Prompt:
In the entries that follow, how many lines contain "placeholder"? Answer with the number only.

Records from a data collection:
>>>>>

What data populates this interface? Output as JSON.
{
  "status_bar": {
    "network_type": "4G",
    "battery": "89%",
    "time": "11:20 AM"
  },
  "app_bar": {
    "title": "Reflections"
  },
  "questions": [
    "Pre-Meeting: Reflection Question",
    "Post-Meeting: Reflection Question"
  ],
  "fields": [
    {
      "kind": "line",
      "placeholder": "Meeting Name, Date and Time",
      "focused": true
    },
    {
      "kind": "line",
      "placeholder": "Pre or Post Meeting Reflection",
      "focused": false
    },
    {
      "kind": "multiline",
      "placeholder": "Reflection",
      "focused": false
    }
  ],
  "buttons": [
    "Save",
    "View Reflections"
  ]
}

<<<<<
>>>>>

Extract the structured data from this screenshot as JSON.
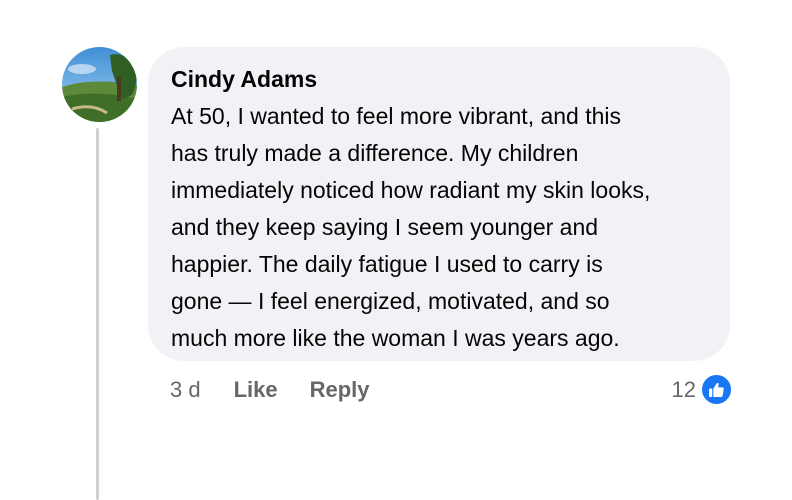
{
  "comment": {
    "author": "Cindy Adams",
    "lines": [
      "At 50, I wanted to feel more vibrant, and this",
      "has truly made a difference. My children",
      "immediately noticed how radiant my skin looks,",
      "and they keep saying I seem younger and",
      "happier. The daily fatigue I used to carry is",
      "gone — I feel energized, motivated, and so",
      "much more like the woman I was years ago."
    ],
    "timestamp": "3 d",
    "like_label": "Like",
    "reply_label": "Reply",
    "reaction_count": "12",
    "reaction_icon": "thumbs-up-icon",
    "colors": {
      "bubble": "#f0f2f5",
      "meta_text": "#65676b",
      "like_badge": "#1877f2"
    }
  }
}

<<<<<

Solved problem:
3